* _Given request_:
Below are some records; give them all again exactly, but not the pictures.

------ Data extract

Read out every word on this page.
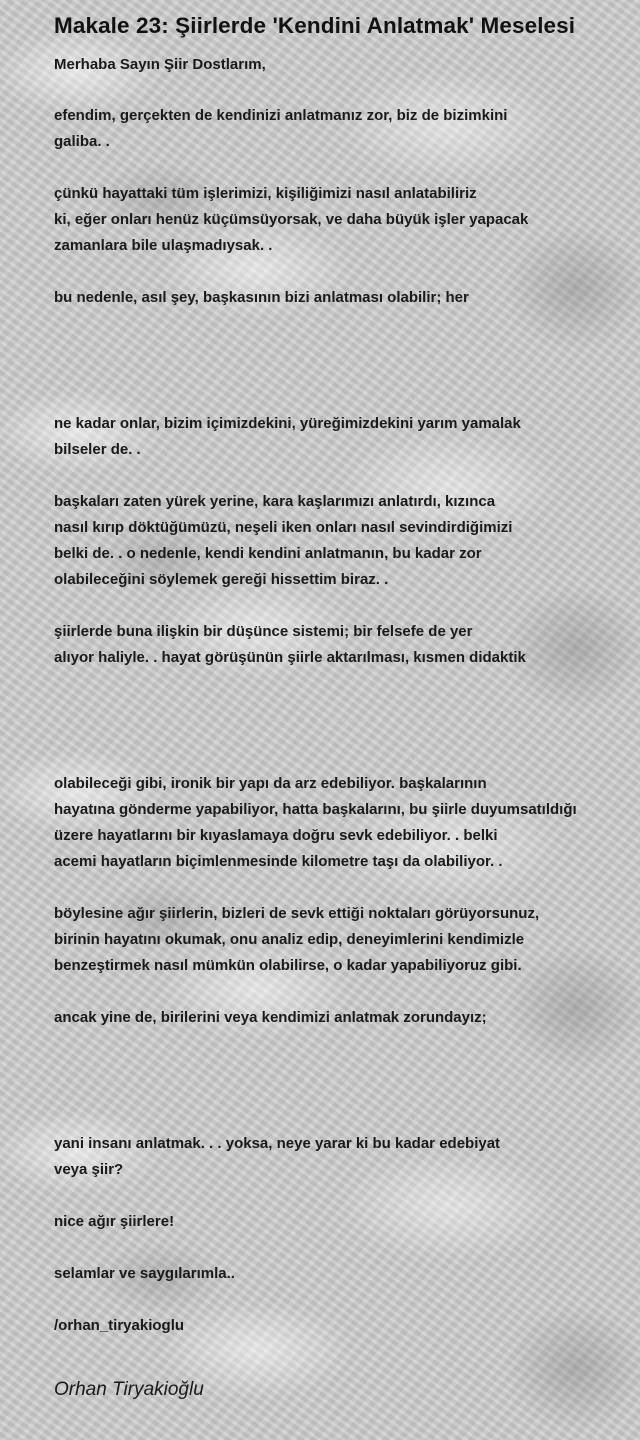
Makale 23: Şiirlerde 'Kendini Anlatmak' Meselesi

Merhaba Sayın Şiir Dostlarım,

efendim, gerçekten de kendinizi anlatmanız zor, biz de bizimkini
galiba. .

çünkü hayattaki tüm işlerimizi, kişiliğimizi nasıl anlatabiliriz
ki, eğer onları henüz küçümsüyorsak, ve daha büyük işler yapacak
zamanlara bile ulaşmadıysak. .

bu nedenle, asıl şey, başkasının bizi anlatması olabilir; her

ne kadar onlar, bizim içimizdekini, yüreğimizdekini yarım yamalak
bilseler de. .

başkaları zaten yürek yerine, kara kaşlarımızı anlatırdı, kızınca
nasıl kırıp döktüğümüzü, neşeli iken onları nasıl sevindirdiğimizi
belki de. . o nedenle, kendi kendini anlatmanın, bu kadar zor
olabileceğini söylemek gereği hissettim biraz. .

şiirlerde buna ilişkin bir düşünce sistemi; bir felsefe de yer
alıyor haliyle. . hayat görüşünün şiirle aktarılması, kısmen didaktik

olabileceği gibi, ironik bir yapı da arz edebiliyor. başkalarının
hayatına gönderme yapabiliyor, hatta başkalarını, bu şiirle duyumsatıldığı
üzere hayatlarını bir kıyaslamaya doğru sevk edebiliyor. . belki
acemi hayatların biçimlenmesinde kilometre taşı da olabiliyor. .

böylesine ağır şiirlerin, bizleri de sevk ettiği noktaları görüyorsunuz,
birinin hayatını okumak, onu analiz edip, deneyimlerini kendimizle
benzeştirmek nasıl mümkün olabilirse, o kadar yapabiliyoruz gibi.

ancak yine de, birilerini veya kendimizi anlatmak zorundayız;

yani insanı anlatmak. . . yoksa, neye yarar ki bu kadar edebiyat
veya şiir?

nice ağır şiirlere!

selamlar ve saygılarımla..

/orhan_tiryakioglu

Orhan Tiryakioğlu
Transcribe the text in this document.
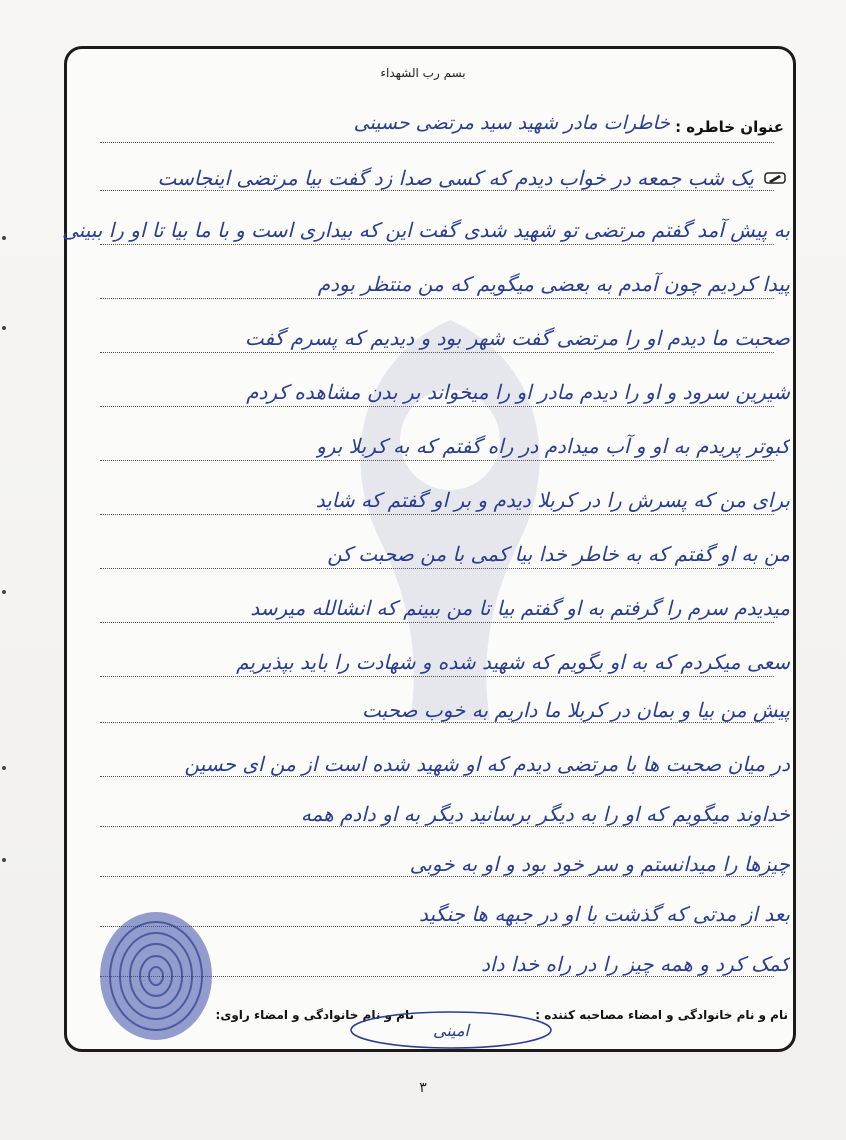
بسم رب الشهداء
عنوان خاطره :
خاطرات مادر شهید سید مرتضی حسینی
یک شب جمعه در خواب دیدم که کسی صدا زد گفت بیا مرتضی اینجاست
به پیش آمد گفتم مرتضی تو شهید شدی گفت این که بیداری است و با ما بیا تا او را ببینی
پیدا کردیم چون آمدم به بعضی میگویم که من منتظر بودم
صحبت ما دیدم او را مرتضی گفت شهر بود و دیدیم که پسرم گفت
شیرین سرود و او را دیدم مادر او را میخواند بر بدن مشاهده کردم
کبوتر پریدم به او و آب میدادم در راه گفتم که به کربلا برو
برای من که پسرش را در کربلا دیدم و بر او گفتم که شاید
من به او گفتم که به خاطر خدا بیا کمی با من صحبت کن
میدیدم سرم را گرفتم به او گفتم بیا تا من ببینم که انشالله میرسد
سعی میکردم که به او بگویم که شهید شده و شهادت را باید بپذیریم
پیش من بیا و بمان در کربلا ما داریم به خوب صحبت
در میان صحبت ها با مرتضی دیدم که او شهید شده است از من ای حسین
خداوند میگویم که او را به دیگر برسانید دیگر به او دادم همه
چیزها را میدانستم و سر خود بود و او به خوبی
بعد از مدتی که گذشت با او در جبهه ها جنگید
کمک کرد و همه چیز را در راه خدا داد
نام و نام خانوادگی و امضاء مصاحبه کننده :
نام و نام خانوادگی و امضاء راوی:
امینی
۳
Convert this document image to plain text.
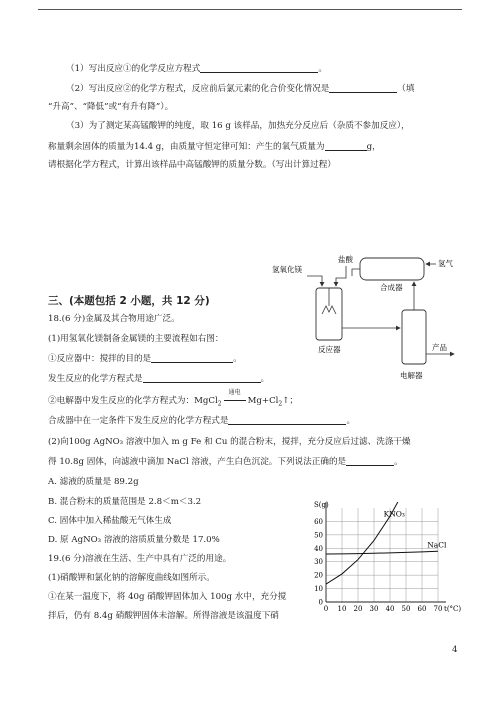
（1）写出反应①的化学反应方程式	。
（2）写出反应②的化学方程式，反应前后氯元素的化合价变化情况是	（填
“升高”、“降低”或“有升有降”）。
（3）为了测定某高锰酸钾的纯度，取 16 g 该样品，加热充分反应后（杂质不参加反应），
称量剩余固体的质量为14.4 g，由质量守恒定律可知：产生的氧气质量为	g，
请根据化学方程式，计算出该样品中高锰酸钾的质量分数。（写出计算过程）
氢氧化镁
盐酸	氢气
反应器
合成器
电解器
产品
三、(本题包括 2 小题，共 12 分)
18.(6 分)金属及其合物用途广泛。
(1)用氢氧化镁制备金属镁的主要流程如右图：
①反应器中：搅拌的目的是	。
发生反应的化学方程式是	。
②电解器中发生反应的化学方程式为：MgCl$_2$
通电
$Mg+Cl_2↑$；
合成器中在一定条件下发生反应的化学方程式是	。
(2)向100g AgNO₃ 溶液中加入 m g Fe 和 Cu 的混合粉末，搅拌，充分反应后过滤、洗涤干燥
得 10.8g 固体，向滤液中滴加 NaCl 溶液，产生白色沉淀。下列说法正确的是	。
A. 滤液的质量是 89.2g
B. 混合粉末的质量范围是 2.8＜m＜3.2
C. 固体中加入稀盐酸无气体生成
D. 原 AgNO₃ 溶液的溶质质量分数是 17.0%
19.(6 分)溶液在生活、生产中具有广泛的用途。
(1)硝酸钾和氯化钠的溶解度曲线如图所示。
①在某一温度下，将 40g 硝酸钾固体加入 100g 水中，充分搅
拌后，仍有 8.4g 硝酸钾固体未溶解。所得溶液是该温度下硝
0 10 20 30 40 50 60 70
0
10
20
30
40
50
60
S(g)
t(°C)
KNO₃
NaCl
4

------------

* _Answer for this exercise_:
Read out every word on this page.
Makale 23: Şiirlerde 'Kendini Anlatmak' Meselesi

Merhaba Sayın Şiir Dostlarım,

efendim, gerçekten de kendinizi anlatmanız zor, biz de bizimkini
galiba. .

çünkü hayattaki tüm işlerimizi, kişiliğimizi nasıl anlatabiliriz
ki, eğer onları henüz küçümsüyorsak, ve daha büyük işler yapacak
zamanlara bile ulaşmadıysak. .

bu nedenle, asıl şey, başkasının bizi anlatması olabilir; her

ne kadar onlar, bizim içimizdekini, yüreğimizdekini yarım yamalak
bilseler de. .

başkaları zaten yürek yerine, kara kaşlarımızı anlatırdı, kızınca
nasıl kırıp döktüğümüzü, neşeli iken onları nasıl sevindirdiğimizi
belki de. . o nedenle, kendi kendini anlatmanın, bu kadar zor
olabileceğini söylemek gereği hissettim biraz. .

şiirlerde buna ilişkin bir düşünce sistemi; bir felsefe de yer
alıyor haliyle. . hayat görüşünün şiirle aktarılması, kısmen didaktik

olabileceği gibi, ironik bir yapı da arz edebiliyor. başkalarının
hayatına gönderme yapabiliyor, hatta başkalarını, bu şiirle duyumsatıldığı
üzere hayatlarını bir kıyaslamaya doğru sevk edebiliyor. . belki
acemi hayatların biçimlenmesinde kilometre taşı da olabiliyor. .

böylesine ağır şiirlerin, bizleri de sevk ettiği noktaları görüyorsunuz,
birinin hayatını okumak, onu analiz edip, deneyimlerini kendimizle
benzeştirmek nasıl mümkün olabilirse, o kadar yapabiliyoruz gibi.

ancak yine de, birilerini veya kendimizi anlatmak zorundayız;

yani insanı anlatmak. . . yoksa, neye yarar ki bu kadar edebiyat
veya şiir?

nice ağır şiirlere!

selamlar ve saygılarımla..

/orhan_tiryakioglu

Orhan Tiryakioğlu
Transcribe the text in this document.
بسم رب الشهداء
عنوان خاطره :
خاطرات مادر شهید سید مرتضی حسینی
یک شب جمعه در خواب دیدم که کسی صدا زد گفت بیا مرتضی اینجاست
به پیش آمد گفتم مرتضی تو شهید شدی گفت این که بیداری است و با ما بیا تا او را ببینی
پیدا کردیم چون آمدم به بعضی میگویم که من منتظر بودم
صحبت ما دیدم او را مرتضی گفت شهر بود و دیدیم که پسرم گفت
شیرین سرود و او را دیدم مادر او را میخواند بر بدن مشاهده کردم
کبوتر پریدم به او و آب میدادم در راه گفتم که به کربلا برو
برای من که پسرش را در کربلا دیدم و بر او گفتم که شاید
من به او گفتم که به خاطر خدا بیا کمی با من صحبت کن
میدیدم سرم را گرفتم به او گفتم بیا تا من ببینم که انشالله میرسد
سعی میکردم که به او بگویم که شهید شده و شهادت را باید بپذیریم
پیش من بیا و بمان در کربلا ما داریم به خوب صحبت
در میان صحبت ها با مرتضی دیدم که او شهید شده است از من ای حسین
خداوند میگویم که او را به دیگر برسانید دیگر به او دادم همه
چیزها را میدانستم و سر خود بود و او به خوبی
بعد از مدتی که گذشت با او در جبهه ها جنگید
کمک کرد و همه چیز را در راه خدا داد
نام و نام خانوادگی و امضاء مصاحبه کننده :
نام و نام خانوادگی و امضاء راوی:
امینی
۳
Convert this document image to plain text.
（1）写出反应①的化学反应方程式	。
（2）写出反应②的化学方程式，反应前后氯元素的化合价变化情况是	（填
“升高”、“降低”或“有升有降”）。
（3）为了测定某高锰酸钾的纯度，取 16 g 该样品，加热充分反应后（杂质不参加反应），
称量剩余固体的质量为14.4 g，由质量守恒定律可知：产生的氧气质量为	g，
请根据化学方程式，计算出该样品中高锰酸钾的质量分数。（写出计算过程）
氢氧化镁
盐酸	氢气
反应器
合成器
电解器
产品
三、(本题包括 2 小题，共 12 分)
18.(6 分)金属及其合物用途广泛。
(1)用氢氧化镁制备金属镁的主要流程如右图：
①反应器中：搅拌的目的是	。
发生反应的化学方程式是	。
②电解器中发生反应的化学方程式为：MgCl$_2$
通电
$Mg+Cl_2↑$；
合成器中在一定条件下发生反应的化学方程式是	。
(2)向100g AgNO₃ 溶液中加入 m g Fe 和 Cu 的混合粉末，搅拌，充分反应后过滤、洗涤干燥
得 10.8g 固体，向滤液中滴加 NaCl 溶液，产生白色沉淀。下列说法正确的是	。
A. 滤液的质量是 89.2g
B. 混合粉末的质量范围是 2.8＜m＜3.2
C. 固体中加入稀盐酸无气体生成
D. 原 AgNO₃ 溶液的溶质质量分数是 17.0%
19.(6 分)溶液在生活、生产中具有广泛的用途。
(1)硝酸钾和氯化钠的溶解度曲线如图所示。
①在某一温度下，将 40g 硝酸钾固体加入 100g 水中，充分搅
拌后，仍有 8.4g 硝酸钾固体未溶解。所得溶液是该温度下硝
0 10 20 30 40 50 60 70
0
10
20
30
40
50
60
S(g)
t(°C)
KNO₃
NaCl
4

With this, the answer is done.